**Work required**
Check every line of the entries below for the word "this", and copy the ones that have it.

>> start Listed entries

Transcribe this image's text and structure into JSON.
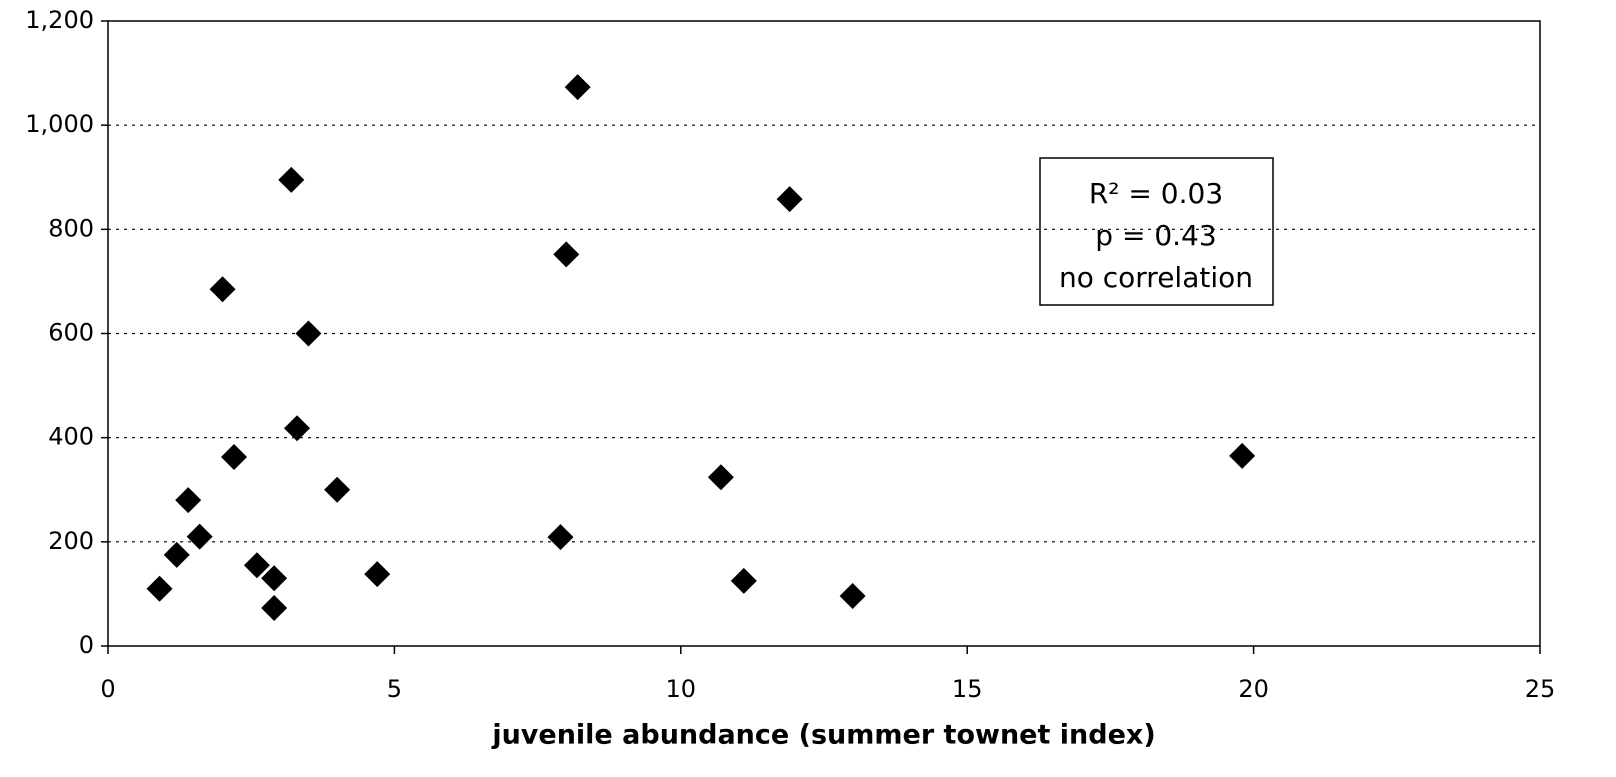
{
  "chart_data": {
    "type": "scatter",
    "x_label": "juvenile abundance (summer townet index)",
    "x": [
      0.9,
      1.2,
      1.4,
      1.6,
      2.0,
      2.2,
      2.6,
      2.9,
      2.9,
      3.2,
      3.3,
      3.5,
      4.0,
      4.7,
      7.9,
      8.0,
      8.2,
      10.7,
      11.1,
      11.9,
      13.0,
      19.8
    ],
    "values": [
      110,
      175,
      280,
      210,
      685,
      363,
      155,
      130,
      73,
      895,
      418,
      600,
      300,
      138,
      209,
      752,
      1073,
      324,
      125,
      858,
      96,
      365
    ],
    "color": "#000000",
    "xlim": [
      0,
      25
    ],
    "xticks": [
      0,
      5,
      10,
      15,
      20,
      25
    ],
    "ylim": [
      0,
      1200
    ],
    "yticks": [
      0,
      200,
      400,
      600,
      800,
      {
        "value": 1000,
        "label": "1,000"
      },
      {
        "value": 1200,
        "label": "1,200"
      }
    ],
    "grid": true,
    "annotation": [
      "R² = 0.03",
      "p = 0.43",
      "no correlation"
    ]
  }
}
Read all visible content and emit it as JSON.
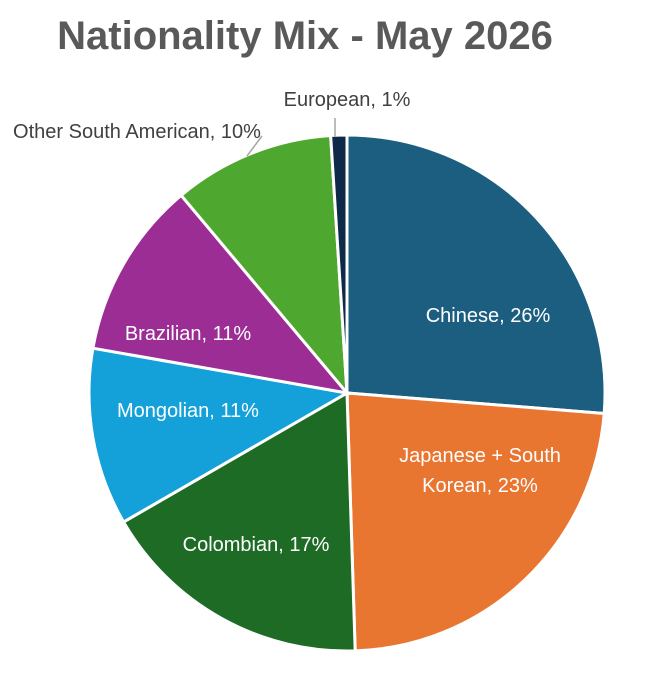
{
  "chart_data": {
    "type": "pie",
    "title": "Nationality Mix - May 2026",
    "categories": [
      "Chinese, 26%",
      "Japanese + South Korean, 23%",
      "Colombian, 17%",
      "Mongolian, 11%",
      "Brazilian, 11%",
      "Other South American, 10%",
      "European, 1%"
    ],
    "values": [
      26,
      23,
      17,
      11,
      11,
      10,
      1
    ],
    "colors": [
      "#1b5e80",
      "#e87530",
      "#1e6b26",
      "#14a0d8",
      "#9b2d95",
      "#4ea72e",
      "#0e2a48"
    ]
  }
}
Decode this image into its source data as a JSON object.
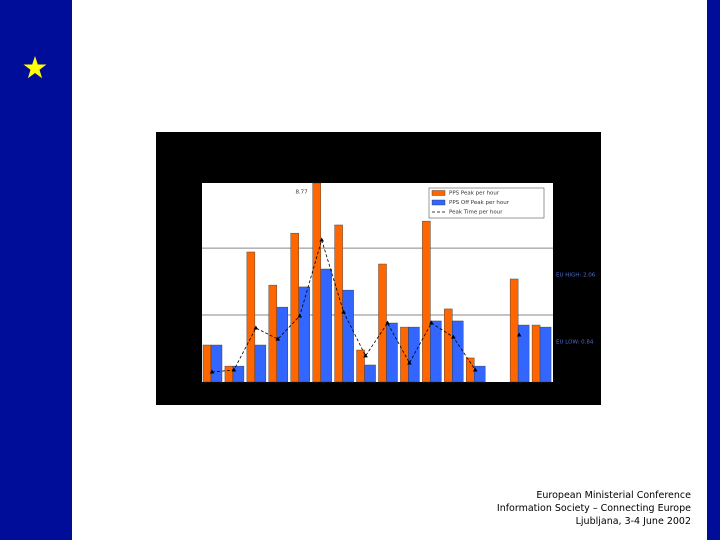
{
  "footer": [
    "European Ministerial Conference",
    "Information Society – Connecting Europe",
    "Ljubljana, 3-4 June 2002"
  ],
  "chart_data": {
    "type": "bar",
    "categories": [
      null,
      null,
      null,
      null,
      null,
      null,
      null,
      null,
      null,
      null,
      null,
      null,
      null,
      null,
      null,
      null
    ],
    "series": [
      {
        "name": "PPS Peak per hour",
        "color": "#ff6600",
        "values": [
          1.63,
          0.7,
          5.73,
          4.27,
          6.56,
          8.77,
          6.92,
          1.41,
          5.2,
          2.42,
          7.09,
          3.22,
          1.06,
          null,
          4.54,
          2.51
        ]
      },
      {
        "name": "PPS Off Peak per hour",
        "color": "#3366ff",
        "values": [
          1.63,
          0.7,
          1.63,
          3.3,
          4.19,
          4.98,
          4.05,
          0.75,
          2.6,
          2.42,
          2.69,
          2.69,
          0.7,
          null,
          2.51,
          2.42
        ]
      },
      {
        "name": "Peak Time per hour",
        "type": "line",
        "color": "#000000",
        "values": [
          0.44,
          0.53,
          2.38,
          1.89,
          2.91,
          6.26,
          3.08,
          1.15,
          2.6,
          0.84,
          2.6,
          1.98,
          0.53,
          null,
          2.07,
          null
        ]
      }
    ],
    "reference_lines": [
      {
        "value": 5.9,
        "label": "EU HIGH: 2.06"
      },
      {
        "value": 2.95,
        "label": "EU LOW: 0.84"
      }
    ],
    "ylim": [
      0,
      8.77
    ],
    "legend": "top-right"
  }
}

>> end Listed entries

**Output**
Transcribe this image's text and structure into JSON.
Decode this image into its source data as a JSON object.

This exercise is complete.